═════ Dataset entries ═════
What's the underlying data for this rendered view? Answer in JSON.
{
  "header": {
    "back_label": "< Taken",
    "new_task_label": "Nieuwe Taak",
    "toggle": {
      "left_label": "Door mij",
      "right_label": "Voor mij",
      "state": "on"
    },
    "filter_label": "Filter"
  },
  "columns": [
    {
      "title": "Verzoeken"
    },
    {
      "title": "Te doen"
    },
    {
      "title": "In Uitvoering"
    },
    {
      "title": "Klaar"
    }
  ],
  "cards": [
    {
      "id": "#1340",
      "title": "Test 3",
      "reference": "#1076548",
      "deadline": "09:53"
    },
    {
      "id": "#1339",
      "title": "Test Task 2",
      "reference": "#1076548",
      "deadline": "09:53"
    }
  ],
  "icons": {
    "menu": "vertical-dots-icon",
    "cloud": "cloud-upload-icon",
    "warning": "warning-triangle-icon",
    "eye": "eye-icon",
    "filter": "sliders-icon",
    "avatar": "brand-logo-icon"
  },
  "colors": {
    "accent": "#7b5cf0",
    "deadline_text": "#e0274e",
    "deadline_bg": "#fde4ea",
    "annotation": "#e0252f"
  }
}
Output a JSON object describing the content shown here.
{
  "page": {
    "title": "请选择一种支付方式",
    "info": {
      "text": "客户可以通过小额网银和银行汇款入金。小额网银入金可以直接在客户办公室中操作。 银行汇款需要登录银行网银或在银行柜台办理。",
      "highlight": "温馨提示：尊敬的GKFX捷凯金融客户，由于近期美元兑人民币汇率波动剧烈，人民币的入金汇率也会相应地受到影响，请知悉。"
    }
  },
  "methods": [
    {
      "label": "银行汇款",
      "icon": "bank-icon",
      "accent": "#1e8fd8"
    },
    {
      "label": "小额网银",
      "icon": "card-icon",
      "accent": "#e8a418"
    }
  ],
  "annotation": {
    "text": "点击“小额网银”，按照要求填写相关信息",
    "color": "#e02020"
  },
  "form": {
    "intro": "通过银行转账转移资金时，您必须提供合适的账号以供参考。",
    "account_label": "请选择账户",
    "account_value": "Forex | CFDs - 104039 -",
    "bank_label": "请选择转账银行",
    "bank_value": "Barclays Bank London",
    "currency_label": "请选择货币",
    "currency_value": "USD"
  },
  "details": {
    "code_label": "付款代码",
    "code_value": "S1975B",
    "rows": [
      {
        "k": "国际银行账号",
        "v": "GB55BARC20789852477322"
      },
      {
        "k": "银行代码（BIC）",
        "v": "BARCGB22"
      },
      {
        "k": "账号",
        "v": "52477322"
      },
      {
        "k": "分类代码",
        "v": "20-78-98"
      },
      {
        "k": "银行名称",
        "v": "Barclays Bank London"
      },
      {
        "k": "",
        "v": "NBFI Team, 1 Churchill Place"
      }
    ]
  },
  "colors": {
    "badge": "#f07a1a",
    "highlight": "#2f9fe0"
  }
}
═════
═════ Dataset entries ═════
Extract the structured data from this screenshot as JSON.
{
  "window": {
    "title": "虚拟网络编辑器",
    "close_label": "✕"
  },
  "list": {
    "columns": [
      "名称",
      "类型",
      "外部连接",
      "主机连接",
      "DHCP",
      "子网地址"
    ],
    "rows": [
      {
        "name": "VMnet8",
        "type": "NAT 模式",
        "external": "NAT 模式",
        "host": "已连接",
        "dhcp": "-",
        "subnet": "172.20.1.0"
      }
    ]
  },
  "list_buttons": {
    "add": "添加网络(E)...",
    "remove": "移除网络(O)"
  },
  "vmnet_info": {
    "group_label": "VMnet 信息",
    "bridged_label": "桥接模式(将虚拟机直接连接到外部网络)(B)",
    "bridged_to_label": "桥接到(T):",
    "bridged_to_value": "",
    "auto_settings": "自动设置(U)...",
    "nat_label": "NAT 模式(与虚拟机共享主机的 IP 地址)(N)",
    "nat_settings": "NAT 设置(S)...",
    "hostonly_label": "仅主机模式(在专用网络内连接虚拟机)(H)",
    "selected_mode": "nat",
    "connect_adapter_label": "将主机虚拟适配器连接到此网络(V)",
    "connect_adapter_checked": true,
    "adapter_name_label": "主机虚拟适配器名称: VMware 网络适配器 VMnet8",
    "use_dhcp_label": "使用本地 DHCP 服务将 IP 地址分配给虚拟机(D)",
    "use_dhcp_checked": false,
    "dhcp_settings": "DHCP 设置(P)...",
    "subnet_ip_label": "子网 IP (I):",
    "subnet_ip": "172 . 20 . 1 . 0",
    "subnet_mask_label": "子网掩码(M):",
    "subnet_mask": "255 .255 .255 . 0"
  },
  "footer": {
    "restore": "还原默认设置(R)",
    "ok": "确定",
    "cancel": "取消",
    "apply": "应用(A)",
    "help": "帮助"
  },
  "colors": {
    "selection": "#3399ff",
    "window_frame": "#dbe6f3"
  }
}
═════
═════ Dataset entries ═════
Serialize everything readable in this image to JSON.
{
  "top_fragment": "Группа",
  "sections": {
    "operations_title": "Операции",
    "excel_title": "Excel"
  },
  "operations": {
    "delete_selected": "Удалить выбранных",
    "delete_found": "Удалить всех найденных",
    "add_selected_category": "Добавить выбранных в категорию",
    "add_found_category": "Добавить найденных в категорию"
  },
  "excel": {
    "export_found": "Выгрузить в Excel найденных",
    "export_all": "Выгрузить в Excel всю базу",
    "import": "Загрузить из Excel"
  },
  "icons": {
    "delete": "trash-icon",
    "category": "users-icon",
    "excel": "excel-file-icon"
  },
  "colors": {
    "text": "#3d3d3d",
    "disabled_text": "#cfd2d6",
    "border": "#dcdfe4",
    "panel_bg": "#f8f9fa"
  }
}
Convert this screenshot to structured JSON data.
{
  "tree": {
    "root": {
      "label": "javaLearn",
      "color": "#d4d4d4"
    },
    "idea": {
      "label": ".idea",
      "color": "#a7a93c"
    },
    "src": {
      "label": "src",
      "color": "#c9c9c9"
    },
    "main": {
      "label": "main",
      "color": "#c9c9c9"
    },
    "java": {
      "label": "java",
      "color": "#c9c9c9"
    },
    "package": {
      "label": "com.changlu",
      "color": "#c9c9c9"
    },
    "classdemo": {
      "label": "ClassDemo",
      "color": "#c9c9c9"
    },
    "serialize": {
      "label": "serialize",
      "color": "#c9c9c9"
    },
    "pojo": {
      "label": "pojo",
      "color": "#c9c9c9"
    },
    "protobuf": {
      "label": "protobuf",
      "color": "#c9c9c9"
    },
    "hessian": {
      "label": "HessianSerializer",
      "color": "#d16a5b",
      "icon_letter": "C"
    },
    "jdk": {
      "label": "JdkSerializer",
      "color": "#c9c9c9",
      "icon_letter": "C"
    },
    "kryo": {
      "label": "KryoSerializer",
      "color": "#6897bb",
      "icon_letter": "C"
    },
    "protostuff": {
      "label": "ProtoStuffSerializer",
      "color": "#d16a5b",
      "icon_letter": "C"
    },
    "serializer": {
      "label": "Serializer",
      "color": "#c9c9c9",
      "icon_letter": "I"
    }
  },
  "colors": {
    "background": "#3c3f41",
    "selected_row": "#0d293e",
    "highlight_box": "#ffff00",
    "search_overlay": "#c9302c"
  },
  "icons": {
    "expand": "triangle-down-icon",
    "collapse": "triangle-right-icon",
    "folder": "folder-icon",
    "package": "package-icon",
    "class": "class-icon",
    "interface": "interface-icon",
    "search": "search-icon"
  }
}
═════
From the listing above, copy out each line where the word "this" appears.

What's the underlying data for this rendered view? Answer in JSON.
Extract the structured data from this screenshot as JSON.
Serialize everything readable in this image to JSON.
Convert this screenshot to structured JSON data.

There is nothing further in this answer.